What you need to do:
1: Copy out the G7 health text word for word, starting with "In 2015, the" and going on through "(44%) to health.".
2: From the G7 health text, list each year from 2015 through 2020 along with the number of words on health it gives for that year.
3: Answer these questions using the G7 health text:
(a) On what date was the 2020 virtual summit that produced a declaration?
(b) How many dedicated documents on health were produced in 2006?
(c) In what year was the first core health commitment made?
START Reading text
G7 performance on health
G7 Summit

G7 performance on health

At a time when public health is a foremost consideration, the G7 can take concrete steps to significantly improve compliance with its commitments

Although the COVID-19 pandemic is the largest health crisis in recent history, the G7 has discussed health since 1979. However, in 2020, the only meeting of G7 leaders to produce a declaration was a virtual summit on 16 March to respond to COVID-19.


There have been 50,467 words on health in G7 summit communiqués since 1979, with an average 1,073 words (8%) per summit. There were 81 dedicated documents on health, or an average of two per summit, with a peak of seven in 2006, followed by six in 2009.

The G7 dedicated at least 400 words on health per summit up to 1995. The focus intensified after 1996, with 825 (5%) that year and 1,400 (11%) in 1997. It dipped in 1998 and 1999 but then steadily rose. From 2000 to 2010, each summit had at least 1,400 words on health, ranging between 4% and 26% of total words. The 2006 summit produced the highest number of words on health at 7,072 (23%). From 2011 to 2014, each summit produced under 1,000 words on health (between 6% and 26%).
In 2015, the G7 dedicated 2,190 words (17.3%) to health. This increased in 2016 to 6,087 words (26%), declined to 885 words (10%) in 2017 and 713 words (6.3%) in 2018, then increased to 1,145 words (16%) in 2019. At the 2020 Virtual Summit, the G7 leaders dedicated 236 words (44%) to health.


The G7 has made 442 collective, politically binding, future-oriented commitments related to health. The first was in 1979 on hunger and malnutrition. The first core health commitment was in 1983. The 1991 summit made three commitments (6%). In 1996, 2% of commitments were on health. From 1996 onwards, there was at least one commitment on health. At 13%, the 2000 summit was the first time health commitments exceeded 10%.
END Reading text
START Supplied data
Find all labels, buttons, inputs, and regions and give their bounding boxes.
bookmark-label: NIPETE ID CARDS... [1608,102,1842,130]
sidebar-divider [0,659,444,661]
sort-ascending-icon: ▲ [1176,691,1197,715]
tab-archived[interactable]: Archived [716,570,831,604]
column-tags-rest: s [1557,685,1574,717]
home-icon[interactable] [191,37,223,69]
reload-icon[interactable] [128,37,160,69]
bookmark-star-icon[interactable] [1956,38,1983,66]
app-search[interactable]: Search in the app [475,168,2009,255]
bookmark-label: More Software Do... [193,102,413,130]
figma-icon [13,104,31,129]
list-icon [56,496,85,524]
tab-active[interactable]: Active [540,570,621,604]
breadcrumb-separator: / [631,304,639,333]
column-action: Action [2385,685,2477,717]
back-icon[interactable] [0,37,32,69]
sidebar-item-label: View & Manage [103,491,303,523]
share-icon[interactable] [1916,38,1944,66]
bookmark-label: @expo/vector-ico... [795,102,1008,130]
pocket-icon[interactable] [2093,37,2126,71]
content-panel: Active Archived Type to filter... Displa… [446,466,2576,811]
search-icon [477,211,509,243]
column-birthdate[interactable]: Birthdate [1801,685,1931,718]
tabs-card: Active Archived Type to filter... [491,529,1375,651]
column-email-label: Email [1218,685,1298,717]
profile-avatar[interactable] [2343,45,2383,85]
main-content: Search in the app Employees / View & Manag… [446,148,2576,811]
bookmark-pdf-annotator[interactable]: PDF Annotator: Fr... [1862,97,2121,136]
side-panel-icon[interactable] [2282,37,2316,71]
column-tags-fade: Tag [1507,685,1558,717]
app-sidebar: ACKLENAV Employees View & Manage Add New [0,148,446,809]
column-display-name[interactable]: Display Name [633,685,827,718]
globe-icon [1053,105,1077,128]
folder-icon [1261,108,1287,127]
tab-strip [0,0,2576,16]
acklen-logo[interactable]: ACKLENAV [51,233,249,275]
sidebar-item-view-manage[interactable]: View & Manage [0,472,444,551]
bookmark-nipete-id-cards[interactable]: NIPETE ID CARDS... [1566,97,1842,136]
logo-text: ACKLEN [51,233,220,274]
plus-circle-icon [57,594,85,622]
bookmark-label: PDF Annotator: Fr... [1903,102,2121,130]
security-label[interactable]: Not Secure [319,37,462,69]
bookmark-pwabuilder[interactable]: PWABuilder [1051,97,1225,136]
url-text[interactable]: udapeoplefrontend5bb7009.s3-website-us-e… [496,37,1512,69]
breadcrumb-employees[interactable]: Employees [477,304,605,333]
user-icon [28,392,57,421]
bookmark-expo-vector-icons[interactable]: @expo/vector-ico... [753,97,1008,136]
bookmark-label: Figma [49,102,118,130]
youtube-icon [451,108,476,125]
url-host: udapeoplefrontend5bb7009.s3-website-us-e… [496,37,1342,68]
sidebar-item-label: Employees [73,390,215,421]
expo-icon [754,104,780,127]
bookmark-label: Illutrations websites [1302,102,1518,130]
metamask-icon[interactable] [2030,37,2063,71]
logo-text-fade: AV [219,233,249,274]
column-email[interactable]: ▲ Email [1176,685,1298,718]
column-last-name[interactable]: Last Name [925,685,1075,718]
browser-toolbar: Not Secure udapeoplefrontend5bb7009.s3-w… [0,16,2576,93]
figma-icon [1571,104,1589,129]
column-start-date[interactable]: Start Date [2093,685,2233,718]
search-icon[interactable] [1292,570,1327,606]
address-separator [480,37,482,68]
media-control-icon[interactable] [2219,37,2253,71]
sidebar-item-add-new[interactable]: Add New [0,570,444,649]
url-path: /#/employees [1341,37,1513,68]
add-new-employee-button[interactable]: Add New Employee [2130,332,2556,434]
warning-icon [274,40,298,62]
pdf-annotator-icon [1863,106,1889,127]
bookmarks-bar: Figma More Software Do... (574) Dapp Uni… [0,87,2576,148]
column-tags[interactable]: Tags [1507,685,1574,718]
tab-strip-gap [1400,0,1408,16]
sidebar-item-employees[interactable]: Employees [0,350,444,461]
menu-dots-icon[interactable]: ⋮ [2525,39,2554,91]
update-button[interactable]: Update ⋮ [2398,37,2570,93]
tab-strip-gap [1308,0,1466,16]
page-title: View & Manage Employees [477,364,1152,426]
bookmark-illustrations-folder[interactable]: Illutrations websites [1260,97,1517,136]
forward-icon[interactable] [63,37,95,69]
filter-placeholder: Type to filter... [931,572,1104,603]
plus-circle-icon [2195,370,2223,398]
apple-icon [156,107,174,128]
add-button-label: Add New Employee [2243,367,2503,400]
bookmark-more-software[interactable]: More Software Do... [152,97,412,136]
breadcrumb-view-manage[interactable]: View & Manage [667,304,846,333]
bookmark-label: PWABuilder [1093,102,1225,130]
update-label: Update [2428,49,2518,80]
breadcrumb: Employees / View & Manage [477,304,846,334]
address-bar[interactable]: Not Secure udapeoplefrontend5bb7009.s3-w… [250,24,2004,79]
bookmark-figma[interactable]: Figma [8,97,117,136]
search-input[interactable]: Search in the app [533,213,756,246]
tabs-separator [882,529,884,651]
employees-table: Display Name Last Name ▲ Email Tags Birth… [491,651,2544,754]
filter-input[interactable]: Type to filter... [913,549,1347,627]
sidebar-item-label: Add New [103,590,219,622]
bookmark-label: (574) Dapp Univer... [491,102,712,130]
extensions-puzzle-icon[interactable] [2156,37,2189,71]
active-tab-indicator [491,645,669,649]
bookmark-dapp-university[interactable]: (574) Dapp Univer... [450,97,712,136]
END Supplied data
Answers below:
1:
In 2015, the G7 dedicated 2,190 words (17.3%) to health. This increased in 2016 to 6,087 words (26%), declined to 885 words (10%) in 2017 and 713 words (6.3%) in 2018, then increased to 1,145 words (16%) in 2019. At the 2020 Virtual Summit, the G7 leaders dedicated 236 words (44%) to health.

2:
2015: 2,190 words
2016: 6,087 words
2017: 885 words
2018: 713 words
2019: 1,145 words
2020: 236 words

3:
(a) 16 March
(b) Seven
(c) 1983